## [Instructions to follow]
Locate all lines in the data below that hold "name" and show them.

## [Provided data]
────────────────────
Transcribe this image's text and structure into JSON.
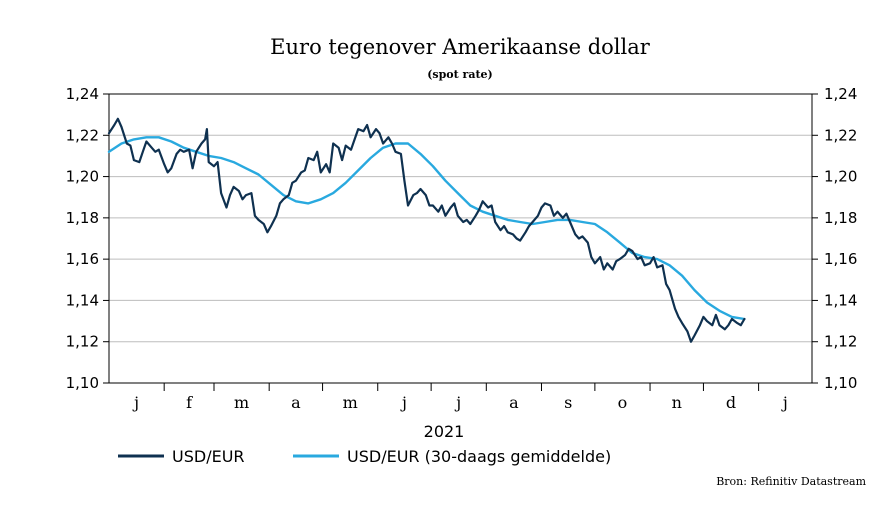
{
  "chart_data": {
    "type": "line",
    "title": "Euro tegenover Amerikaanse dollar",
    "subtitle": "(spot rate)",
    "xlabel": "2021",
    "source": "Bron: Refinitiv Datastream",
    "ylim": [
      1.1,
      1.24
    ],
    "y_ticks": [
      "1,10",
      "1,12",
      "1,14",
      "1,16",
      "1,18",
      "1,20",
      "1,22",
      "1,24"
    ],
    "x_ticks": [
      "j",
      "f",
      "m",
      "a",
      "m",
      "j",
      "j",
      "a",
      "s",
      "o",
      "n",
      "d",
      "j"
    ],
    "grid": "horizontal",
    "secondary_y_axis": true,
    "legend_position": "bottom-left",
    "x_domain": [
      "2021-01-01",
      "2022-01-31"
    ],
    "series": [
      {
        "name": "USD/EUR",
        "color": "#0f3150",
        "points": [
          [
            "2021-01-01",
            1.221
          ],
          [
            "2021-01-04",
            1.225
          ],
          [
            "2021-01-06",
            1.228
          ],
          [
            "2021-01-08",
            1.224
          ],
          [
            "2021-01-11",
            1.216
          ],
          [
            "2021-01-13",
            1.215
          ],
          [
            "2021-01-15",
            1.208
          ],
          [
            "2021-01-18",
            1.207
          ],
          [
            "2021-01-20",
            1.212
          ],
          [
            "2021-01-22",
            1.217
          ],
          [
            "2021-01-25",
            1.214
          ],
          [
            "2021-01-27",
            1.212
          ],
          [
            "2021-01-29",
            1.213
          ],
          [
            "2021-02-01",
            1.206
          ],
          [
            "2021-02-03",
            1.202
          ],
          [
            "2021-02-05",
            1.204
          ],
          [
            "2021-02-08",
            1.211
          ],
          [
            "2021-02-10",
            1.213
          ],
          [
            "2021-02-12",
            1.212
          ],
          [
            "2021-02-15",
            1.213
          ],
          [
            "2021-02-17",
            1.204
          ],
          [
            "2021-02-19",
            1.212
          ],
          [
            "2021-02-22",
            1.216
          ],
          [
            "2021-02-24",
            1.218
          ],
          [
            "2021-02-25",
            1.223
          ],
          [
            "2021-02-26",
            1.207
          ],
          [
            "2021-03-01",
            1.205
          ],
          [
            "2021-03-03",
            1.207
          ],
          [
            "2021-03-05",
            1.192
          ],
          [
            "2021-03-08",
            1.185
          ],
          [
            "2021-03-10",
            1.191
          ],
          [
            "2021-03-12",
            1.195
          ],
          [
            "2021-03-15",
            1.193
          ],
          [
            "2021-03-17",
            1.189
          ],
          [
            "2021-03-19",
            1.191
          ],
          [
            "2021-03-22",
            1.192
          ],
          [
            "2021-03-24",
            1.181
          ],
          [
            "2021-03-26",
            1.179
          ],
          [
            "2021-03-29",
            1.177
          ],
          [
            "2021-03-31",
            1.173
          ],
          [
            "2021-04-02",
            1.176
          ],
          [
            "2021-04-05",
            1.181
          ],
          [
            "2021-04-07",
            1.187
          ],
          [
            "2021-04-09",
            1.189
          ],
          [
            "2021-04-12",
            1.191
          ],
          [
            "2021-04-14",
            1.197
          ],
          [
            "2021-04-16",
            1.198
          ],
          [
            "2021-04-19",
            1.202
          ],
          [
            "2021-04-21",
            1.203
          ],
          [
            "2021-04-23",
            1.209
          ],
          [
            "2021-04-26",
            1.208
          ],
          [
            "2021-04-28",
            1.212
          ],
          [
            "2021-04-30",
            1.202
          ],
          [
            "2021-05-03",
            1.206
          ],
          [
            "2021-05-05",
            1.202
          ],
          [
            "2021-05-07",
            1.216
          ],
          [
            "2021-05-10",
            1.214
          ],
          [
            "2021-05-12",
            1.208
          ],
          [
            "2021-05-14",
            1.215
          ],
          [
            "2021-05-17",
            1.213
          ],
          [
            "2021-05-19",
            1.218
          ],
          [
            "2021-05-21",
            1.223
          ],
          [
            "2021-05-24",
            1.222
          ],
          [
            "2021-05-26",
            1.225
          ],
          [
            "2021-05-28",
            1.219
          ],
          [
            "2021-05-31",
            1.223
          ],
          [
            "2021-06-02",
            1.221
          ],
          [
            "2021-06-04",
            1.216
          ],
          [
            "2021-06-07",
            1.219
          ],
          [
            "2021-06-09",
            1.216
          ],
          [
            "2021-06-11",
            1.212
          ],
          [
            "2021-06-14",
            1.211
          ],
          [
            "2021-06-16",
            1.198
          ],
          [
            "2021-06-18",
            1.186
          ],
          [
            "2021-06-21",
            1.191
          ],
          [
            "2021-06-23",
            1.192
          ],
          [
            "2021-06-25",
            1.194
          ],
          [
            "2021-06-28",
            1.191
          ],
          [
            "2021-06-30",
            1.186
          ],
          [
            "2021-07-02",
            1.186
          ],
          [
            "2021-07-05",
            1.183
          ],
          [
            "2021-07-07",
            1.186
          ],
          [
            "2021-07-09",
            1.181
          ],
          [
            "2021-07-12",
            1.185
          ],
          [
            "2021-07-14",
            1.187
          ],
          [
            "2021-07-16",
            1.181
          ],
          [
            "2021-07-19",
            1.178
          ],
          [
            "2021-07-21",
            1.179
          ],
          [
            "2021-07-23",
            1.177
          ],
          [
            "2021-07-26",
            1.181
          ],
          [
            "2021-07-28",
            1.184
          ],
          [
            "2021-07-30",
            1.188
          ],
          [
            "2021-08-02",
            1.185
          ],
          [
            "2021-08-04",
            1.186
          ],
          [
            "2021-08-06",
            1.178
          ],
          [
            "2021-08-09",
            1.174
          ],
          [
            "2021-08-11",
            1.176
          ],
          [
            "2021-08-13",
            1.173
          ],
          [
            "2021-08-16",
            1.172
          ],
          [
            "2021-08-18",
            1.17
          ],
          [
            "2021-08-20",
            1.169
          ],
          [
            "2021-08-23",
            1.173
          ],
          [
            "2021-08-25",
            1.176
          ],
          [
            "2021-08-27",
            1.178
          ],
          [
            "2021-08-30",
            1.181
          ],
          [
            "2021-09-01",
            1.185
          ],
          [
            "2021-09-03",
            1.187
          ],
          [
            "2021-09-06",
            1.186
          ],
          [
            "2021-09-08",
            1.181
          ],
          [
            "2021-09-10",
            1.183
          ],
          [
            "2021-09-13",
            1.18
          ],
          [
            "2021-09-15",
            1.182
          ],
          [
            "2021-09-17",
            1.178
          ],
          [
            "2021-09-20",
            1.172
          ],
          [
            "2021-09-22",
            1.17
          ],
          [
            "2021-09-24",
            1.171
          ],
          [
            "2021-09-27",
            1.168
          ],
          [
            "2021-09-29",
            1.161
          ],
          [
            "2021-10-01",
            1.158
          ],
          [
            "2021-10-04",
            1.161
          ],
          [
            "2021-10-06",
            1.155
          ],
          [
            "2021-10-08",
            1.158
          ],
          [
            "2021-10-11",
            1.155
          ],
          [
            "2021-10-13",
            1.159
          ],
          [
            "2021-10-15",
            1.16
          ],
          [
            "2021-10-18",
            1.162
          ],
          [
            "2021-10-20",
            1.165
          ],
          [
            "2021-10-22",
            1.164
          ],
          [
            "2021-10-25",
            1.16
          ],
          [
            "2021-10-27",
            1.161
          ],
          [
            "2021-10-29",
            1.157
          ],
          [
            "2021-11-01",
            1.158
          ],
          [
            "2021-11-03",
            1.161
          ],
          [
            "2021-11-05",
            1.156
          ],
          [
            "2021-11-08",
            1.157
          ],
          [
            "2021-11-10",
            1.148
          ],
          [
            "2021-11-12",
            1.145
          ],
          [
            "2021-11-15",
            1.136
          ],
          [
            "2021-11-17",
            1.132
          ],
          [
            "2021-11-19",
            1.129
          ],
          [
            "2021-11-22",
            1.125
          ],
          [
            "2021-11-24",
            1.12
          ],
          [
            "2021-11-26",
            1.123
          ],
          [
            "2021-11-29",
            1.128
          ],
          [
            "2021-12-01",
            1.132
          ],
          [
            "2021-12-03",
            1.13
          ],
          [
            "2021-12-06",
            1.128
          ],
          [
            "2021-12-08",
            1.133
          ],
          [
            "2021-12-10",
            1.128
          ],
          [
            "2021-12-13",
            1.126
          ],
          [
            "2021-12-15",
            1.128
          ],
          [
            "2021-12-17",
            1.131
          ],
          [
            "2021-12-20",
            1.129
          ],
          [
            "2021-12-22",
            1.128
          ],
          [
            "2021-12-24",
            1.131
          ]
        ]
      },
      {
        "name": "USD/EUR (30-daags gemiddelde)",
        "color": "#29a9df",
        "points": [
          [
            "2021-01-01",
            1.212
          ],
          [
            "2021-01-08",
            1.216
          ],
          [
            "2021-01-15",
            1.218
          ],
          [
            "2021-01-22",
            1.219
          ],
          [
            "2021-01-29",
            1.219
          ],
          [
            "2021-02-05",
            1.217
          ],
          [
            "2021-02-12",
            1.214
          ],
          [
            "2021-02-19",
            1.212
          ],
          [
            "2021-02-26",
            1.21
          ],
          [
            "2021-03-05",
            1.209
          ],
          [
            "2021-03-12",
            1.207
          ],
          [
            "2021-03-19",
            1.204
          ],
          [
            "2021-03-26",
            1.201
          ],
          [
            "2021-04-02",
            1.196
          ],
          [
            "2021-04-09",
            1.191
          ],
          [
            "2021-04-16",
            1.188
          ],
          [
            "2021-04-23",
            1.187
          ],
          [
            "2021-04-30",
            1.189
          ],
          [
            "2021-05-07",
            1.192
          ],
          [
            "2021-05-14",
            1.197
          ],
          [
            "2021-05-21",
            1.203
          ],
          [
            "2021-05-28",
            1.209
          ],
          [
            "2021-06-04",
            1.214
          ],
          [
            "2021-06-11",
            1.216
          ],
          [
            "2021-06-18",
            1.216
          ],
          [
            "2021-06-25",
            1.211
          ],
          [
            "2021-07-02",
            1.205
          ],
          [
            "2021-07-09",
            1.198
          ],
          [
            "2021-07-16",
            1.192
          ],
          [
            "2021-07-23",
            1.186
          ],
          [
            "2021-07-30",
            1.183
          ],
          [
            "2021-08-06",
            1.181
          ],
          [
            "2021-08-13",
            1.179
          ],
          [
            "2021-08-20",
            1.178
          ],
          [
            "2021-08-27",
            1.177
          ],
          [
            "2021-09-03",
            1.178
          ],
          [
            "2021-09-10",
            1.179
          ],
          [
            "2021-09-17",
            1.179
          ],
          [
            "2021-09-24",
            1.178
          ],
          [
            "2021-10-01",
            1.177
          ],
          [
            "2021-10-08",
            1.173
          ],
          [
            "2021-10-15",
            1.168
          ],
          [
            "2021-10-22",
            1.163
          ],
          [
            "2021-10-29",
            1.161
          ],
          [
            "2021-11-05",
            1.16
          ],
          [
            "2021-11-12",
            1.157
          ],
          [
            "2021-11-19",
            1.152
          ],
          [
            "2021-11-26",
            1.145
          ],
          [
            "2021-12-03",
            1.139
          ],
          [
            "2021-12-10",
            1.135
          ],
          [
            "2021-12-17",
            1.132
          ],
          [
            "2021-12-24",
            1.131
          ]
        ]
      }
    ]
  }
}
────────────────────
## [Reply]
        "name": "USD/EUR",
        "name": "USD/EUR (30-daags gemiddelde)",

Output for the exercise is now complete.